Görev tanımı
Aşağıdaki materyalin her satırını hiçbir değişiklik yapmadan tekrar yazın. Görselleri çıktıya dahil etmeyin.

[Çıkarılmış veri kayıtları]
★ ★ ★ ★

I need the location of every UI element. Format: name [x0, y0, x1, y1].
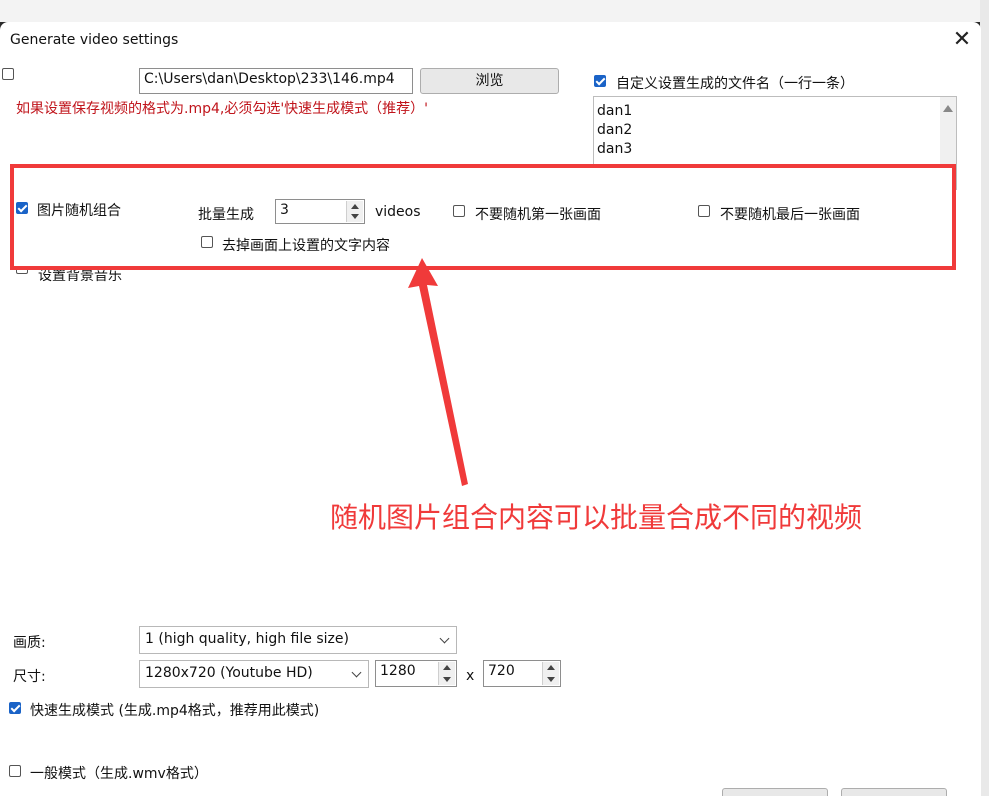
- width-value: 1280: [380, 663, 416, 679]
- dialog-title: Generate video settings: [10, 32, 179, 48]
- size-label: 尺寸:: [13, 669, 46, 685]
- annotation-arrow: [408, 258, 468, 486]
- fast-mode-label: 快速生成模式 (生成.mp4格式，推荐用此模式): [30, 703, 320, 719]
- custom-name-line: dan2: [597, 122, 633, 138]
- cancel-button[interactable]: [841, 788, 947, 796]
- normal-mode-checkbox[interactable]: [9, 765, 21, 777]
- chevron-down-icon: [439, 633, 450, 644]
- height-stepper[interactable]: 720: [483, 660, 561, 687]
- size-preset-value: 1280x720 (Youtube HD): [145, 665, 313, 681]
- height-value: 720: [488, 663, 515, 679]
- scroll-up-icon[interactable]: [943, 105, 953, 112]
- custom-name-checkbox[interactable]: [594, 75, 606, 87]
- quality-value: 1 (high quality, high file size): [145, 631, 349, 647]
- size-preset-select[interactable]: 1280x720 (Youtube HD): [139, 660, 369, 688]
- background-app-edge: [980, 0, 989, 796]
- spin-up-icon[interactable]: [547, 665, 555, 670]
- spin-down-icon[interactable]: [443, 677, 451, 682]
- size-x-label: x: [466, 668, 475, 684]
- mp4-warning-text: 如果设置保存视频的格式为.mp4,必须勾选'快速生成模式（推荐）': [16, 101, 429, 117]
- spin-up-icon[interactable]: [443, 665, 451, 670]
- title-bar: Generate video settings ✕: [0, 22, 981, 58]
- normal-mode-label: 一般模式（生成.wmv格式）: [30, 766, 208, 782]
- output-path-input[interactable]: C:\Users\dan\Desktop\233\146.mp4: [139, 68, 413, 94]
- chevron-down-icon: [351, 667, 362, 678]
- settings-dialog: Generate video settings ✕ C:\Users\dan\D…: [0, 22, 981, 796]
- browse-button[interactable]: 浏览: [420, 68, 559, 94]
- quality-label: 画质:: [13, 635, 46, 651]
- custom-name-line: dan1: [597, 103, 633, 119]
- width-stepper[interactable]: 1280: [375, 660, 457, 687]
- quality-select[interactable]: 1 (high quality, high file size): [139, 626, 457, 654]
- fast-mode-checkbox[interactable]: [9, 702, 21, 714]
- width-spinner[interactable]: [438, 662, 455, 685]
- height-spinner[interactable]: [542, 662, 559, 685]
- close-icon[interactable]: ✕: [948, 26, 976, 54]
- custom-name-label: 自定义设置生成的文件名（一行一条）: [616, 76, 854, 92]
- annotation-text: 随机图片组合内容可以批量合成不同的视频: [330, 501, 863, 534]
- spin-down-icon[interactable]: [547, 677, 555, 682]
- custom-name-line: dan3: [597, 141, 633, 157]
- output-path-checkbox[interactable]: [2, 68, 14, 80]
- ok-button[interactable]: [722, 788, 828, 796]
- annotation-highlight-box: [10, 164, 956, 270]
- background-app-strip: [0, 0, 989, 22]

★ ★ ★ ★

Görev yanıtı
I need the location of every UI element. Format: name [x0, y0, x1, y1].
- width-value: 1280: [380, 663, 416, 679]
- dialog-title: Generate video settings: [10, 32, 179, 48]
- size-label: 尺寸:: [13, 669, 46, 685]
- annotation-arrow: [408, 258, 468, 486]
- fast-mode-label: 快速生成模式 (生成.mp4格式，推荐用此模式): [30, 703, 320, 719]
- custom-name-line: dan2: [597, 122, 633, 138]
- cancel-button[interactable]: [841, 788, 947, 796]
- normal-mode-checkbox[interactable]: [9, 765, 21, 777]
- chevron-down-icon: [439, 633, 450, 644]
- height-stepper[interactable]: 720: [483, 660, 561, 687]
- size-preset-value: 1280x720 (Youtube HD): [145, 665, 313, 681]
- height-value: 720: [488, 663, 515, 679]
- scroll-up-icon[interactable]: [943, 105, 953, 112]
- custom-name-checkbox[interactable]: [594, 75, 606, 87]
- quality-value: 1 (high quality, high file size): [145, 631, 349, 647]
- size-preset-select[interactable]: 1280x720 (Youtube HD): [139, 660, 369, 688]
- background-app-edge: [980, 0, 989, 796]
- spin-up-icon[interactable]: [547, 665, 555, 670]
- spin-down-icon[interactable]: [443, 677, 451, 682]
- size-x-label: x: [466, 668, 475, 684]
- mp4-warning-text: 如果设置保存视频的格式为.mp4,必须勾选'快速生成模式（推荐）': [16, 101, 429, 117]
- spin-up-icon[interactable]: [443, 665, 451, 670]
- title-bar: Generate video settings ✕: [0, 22, 981, 58]
- normal-mode-label: 一般模式（生成.wmv格式）: [30, 766, 208, 782]
- output-path-input[interactable]: C:\Users\dan\Desktop\233\146.mp4: [139, 68, 413, 94]
- chevron-down-icon: [351, 667, 362, 678]
- settings-dialog: Generate video settings ✕ C:\Users\dan\D…: [0, 22, 981, 796]
- browse-button[interactable]: 浏览: [420, 68, 559, 94]
- quality-label: 画质:: [13, 635, 46, 651]
- custom-name-line: dan1: [597, 103, 633, 119]
- width-stepper[interactable]: 1280: [375, 660, 457, 687]
- quality-select[interactable]: 1 (high quality, high file size): [139, 626, 457, 654]
- fast-mode-checkbox[interactable]: [9, 702, 21, 714]
- width-spinner[interactable]: [438, 662, 455, 685]
- height-spinner[interactable]: [542, 662, 559, 685]
- close-icon[interactable]: ✕: [948, 26, 976, 54]
- custom-name-label: 自定义设置生成的文件名（一行一条）: [616, 76, 854, 92]
- annotation-text: 随机图片组合内容可以批量合成不同的视频: [330, 501, 863, 534]
- spin-down-icon[interactable]: [547, 677, 555, 682]
- custom-name-line: dan3: [597, 141, 633, 157]
- output-path-checkbox[interactable]: [2, 68, 14, 80]
- ok-button[interactable]: [722, 788, 828, 796]
- annotation-highlight-box: [10, 164, 956, 270]
- background-app-strip: [0, 0, 989, 22]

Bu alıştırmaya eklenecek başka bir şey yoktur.